• Dataset rows:

>>>>

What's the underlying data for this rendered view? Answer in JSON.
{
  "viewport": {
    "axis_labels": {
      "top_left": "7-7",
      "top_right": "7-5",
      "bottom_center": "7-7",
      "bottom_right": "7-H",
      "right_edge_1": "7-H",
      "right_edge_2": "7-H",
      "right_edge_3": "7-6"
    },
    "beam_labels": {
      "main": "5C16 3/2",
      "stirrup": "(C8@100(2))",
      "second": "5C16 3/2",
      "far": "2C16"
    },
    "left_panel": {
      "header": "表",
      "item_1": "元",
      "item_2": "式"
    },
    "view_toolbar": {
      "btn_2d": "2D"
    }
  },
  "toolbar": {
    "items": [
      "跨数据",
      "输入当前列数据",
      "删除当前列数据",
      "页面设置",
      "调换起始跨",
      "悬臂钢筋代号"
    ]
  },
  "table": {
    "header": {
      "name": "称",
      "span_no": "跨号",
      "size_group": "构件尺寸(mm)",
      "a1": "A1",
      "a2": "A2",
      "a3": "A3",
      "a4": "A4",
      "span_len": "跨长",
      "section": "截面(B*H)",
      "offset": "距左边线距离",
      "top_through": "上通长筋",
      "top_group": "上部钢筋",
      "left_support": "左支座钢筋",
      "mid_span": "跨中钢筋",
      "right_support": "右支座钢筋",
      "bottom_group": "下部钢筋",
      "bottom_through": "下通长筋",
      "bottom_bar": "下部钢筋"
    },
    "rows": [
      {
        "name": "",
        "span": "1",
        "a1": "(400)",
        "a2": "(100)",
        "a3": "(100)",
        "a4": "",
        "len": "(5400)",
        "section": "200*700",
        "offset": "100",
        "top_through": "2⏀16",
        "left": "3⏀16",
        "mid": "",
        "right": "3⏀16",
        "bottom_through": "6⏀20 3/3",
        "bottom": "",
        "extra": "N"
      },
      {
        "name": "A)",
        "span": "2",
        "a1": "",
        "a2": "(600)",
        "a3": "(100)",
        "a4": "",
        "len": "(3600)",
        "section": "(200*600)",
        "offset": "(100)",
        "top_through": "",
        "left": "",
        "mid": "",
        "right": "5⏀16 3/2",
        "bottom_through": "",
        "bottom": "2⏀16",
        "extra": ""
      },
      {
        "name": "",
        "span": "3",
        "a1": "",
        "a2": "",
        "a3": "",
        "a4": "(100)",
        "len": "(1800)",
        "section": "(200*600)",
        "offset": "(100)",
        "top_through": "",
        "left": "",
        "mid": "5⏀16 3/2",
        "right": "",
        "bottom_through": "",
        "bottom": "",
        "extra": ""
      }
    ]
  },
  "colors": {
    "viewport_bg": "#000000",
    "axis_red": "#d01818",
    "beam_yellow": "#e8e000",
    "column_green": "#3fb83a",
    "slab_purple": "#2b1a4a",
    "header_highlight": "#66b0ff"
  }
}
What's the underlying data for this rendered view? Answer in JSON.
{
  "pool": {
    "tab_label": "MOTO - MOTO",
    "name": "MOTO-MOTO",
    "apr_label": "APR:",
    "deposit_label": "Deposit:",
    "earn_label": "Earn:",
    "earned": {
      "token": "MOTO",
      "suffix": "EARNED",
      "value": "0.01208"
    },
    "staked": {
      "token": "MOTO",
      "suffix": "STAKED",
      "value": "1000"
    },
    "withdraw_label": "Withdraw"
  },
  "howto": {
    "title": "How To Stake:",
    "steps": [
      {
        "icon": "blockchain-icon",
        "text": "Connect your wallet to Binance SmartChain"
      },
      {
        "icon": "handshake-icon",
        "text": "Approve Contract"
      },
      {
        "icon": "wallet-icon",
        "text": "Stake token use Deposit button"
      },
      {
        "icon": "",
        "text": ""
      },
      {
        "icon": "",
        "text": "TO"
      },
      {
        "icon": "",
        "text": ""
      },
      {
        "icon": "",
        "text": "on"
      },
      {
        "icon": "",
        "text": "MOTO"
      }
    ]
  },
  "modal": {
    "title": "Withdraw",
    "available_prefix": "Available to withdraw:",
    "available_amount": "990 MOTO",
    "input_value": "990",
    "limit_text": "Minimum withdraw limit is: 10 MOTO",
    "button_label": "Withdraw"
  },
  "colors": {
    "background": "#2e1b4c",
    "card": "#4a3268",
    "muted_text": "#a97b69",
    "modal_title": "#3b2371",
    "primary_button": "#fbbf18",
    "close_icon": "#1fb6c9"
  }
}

<<<<

Repeat the records above exactly, leaving none out.

• Result of the task:
What's the underlying data for this rendered view? Answer in JSON.
{
  "viewport": {
    "axis_labels": {
      "top_left": "7-7",
      "top_right": "7-5",
      "bottom_center": "7-7",
      "bottom_right": "7-H",
      "right_edge_1": "7-H",
      "right_edge_2": "7-H",
      "right_edge_3": "7-6"
    },
    "beam_labels": {
      "main": "5C16 3/2",
      "stirrup": "(C8@100(2))",
      "second": "5C16 3/2",
      "far": "2C16"
    },
    "left_panel": {
      "header": "表",
      "item_1": "元",
      "item_2": "式"
    },
    "view_toolbar": {
      "btn_2d": "2D"
    }
  },
  "toolbar": {
    "items": [
      "跨数据",
      "输入当前列数据",
      "删除当前列数据",
      "页面设置",
      "调换起始跨",
      "悬臂钢筋代号"
    ]
  },
  "table": {
    "header": {
      "name": "称",
      "span_no": "跨号",
      "size_group": "构件尺寸(mm)",
      "a1": "A1",
      "a2": "A2",
      "a3": "A3",
      "a4": "A4",
      "span_len": "跨长",
      "section": "截面(B*H)",
      "offset": "距左边线距离",
      "top_through": "上通长筋",
      "top_group": "上部钢筋",
      "left_support": "左支座钢筋",
      "mid_span": "跨中钢筋",
      "right_support": "右支座钢筋",
      "bottom_group": "下部钢筋",
      "bottom_through": "下通长筋",
      "bottom_bar": "下部钢筋"
    },
    "rows": [
      {
        "name": "",
        "span": "1",
        "a1": "(400)",
        "a2": "(100)",
        "a3": "(100)",
        "a4": "",
        "len": "(5400)",
        "section": "200*700",
        "offset": "100",
        "top_through": "2⏀16",
        "left": "3⏀16",
        "mid": "",
        "right": "3⏀16",
        "bottom_through": "6⏀20 3/3",
        "bottom": "",
        "extra": "N"
      },
      {
        "name": "A)",
        "span": "2",
        "a1": "",
        "a2": "(600)",
        "a3": "(100)",
        "a4": "",
        "len": "(3600)",
        "section": "(200*600)",
        "offset": "(100)",
        "top_through": "",
        "left": "",
        "mid": "",
        "right": "5⏀16 3/2",
        "bottom_through": "",
        "bottom": "2⏀16",
        "extra": ""
      },
      {
        "name": "",
        "span": "3",
        "a1": "",
        "a2": "",
        "a3": "",
        "a4": "(100)",
        "len": "(1800)",
        "section": "(200*600)",
        "offset": "(100)",
        "top_through": "",
        "left": "",
        "mid": "5⏀16 3/2",
        "right": "",
        "bottom_through": "",
        "bottom": "",
        "extra": ""
      }
    ]
  },
  "colors": {
    "viewport_bg": "#000000",
    "axis_red": "#d01818",
    "beam_yellow": "#e8e000",
    "column_green": "#3fb83a",
    "slab_purple": "#2b1a4a",
    "header_highlight": "#66b0ff"
  }
}
What's the underlying data for this rendered view? Answer in JSON.
{
  "pool": {
    "tab_label": "MOTO - MOTO",
    "name": "MOTO-MOTO",
    "apr_label": "APR:",
    "deposit_label": "Deposit:",
    "earn_label": "Earn:",
    "earned": {
      "token": "MOTO",
      "suffix": "EARNED",
      "value": "0.01208"
    },
    "staked": {
      "token": "MOTO",
      "suffix": "STAKED",
      "value": "1000"
    },
    "withdraw_label": "Withdraw"
  },
  "howto": {
    "title": "How To Stake:",
    "steps": [
      {
        "icon": "blockchain-icon",
        "text": "Connect your wallet to Binance SmartChain"
      },
      {
        "icon": "handshake-icon",
        "text": "Approve Contract"
      },
      {
        "icon": "wallet-icon",
        "text": "Stake token use Deposit button"
      },
      {
        "icon": "",
        "text": ""
      },
      {
        "icon": "",
        "text": "TO"
      },
      {
        "icon": "",
        "text": ""
      },
      {
        "icon": "",
        "text": "on"
      },
      {
        "icon": "",
        "text": "MOTO"
      }
    ]
  },
  "modal": {
    "title": "Withdraw",
    "available_prefix": "Available to withdraw:",
    "available_amount": "990 MOTO",
    "input_value": "990",
    "limit_text": "Minimum withdraw limit is: 10 MOTO",
    "button_label": "Withdraw"
  },
  "colors": {
    "background": "#2e1b4c",
    "card": "#4a3268",
    "muted_text": "#a97b69",
    "modal_title": "#3b2371",
    "primary_button": "#fbbf18",
    "close_icon": "#1fb6c9"
  }
}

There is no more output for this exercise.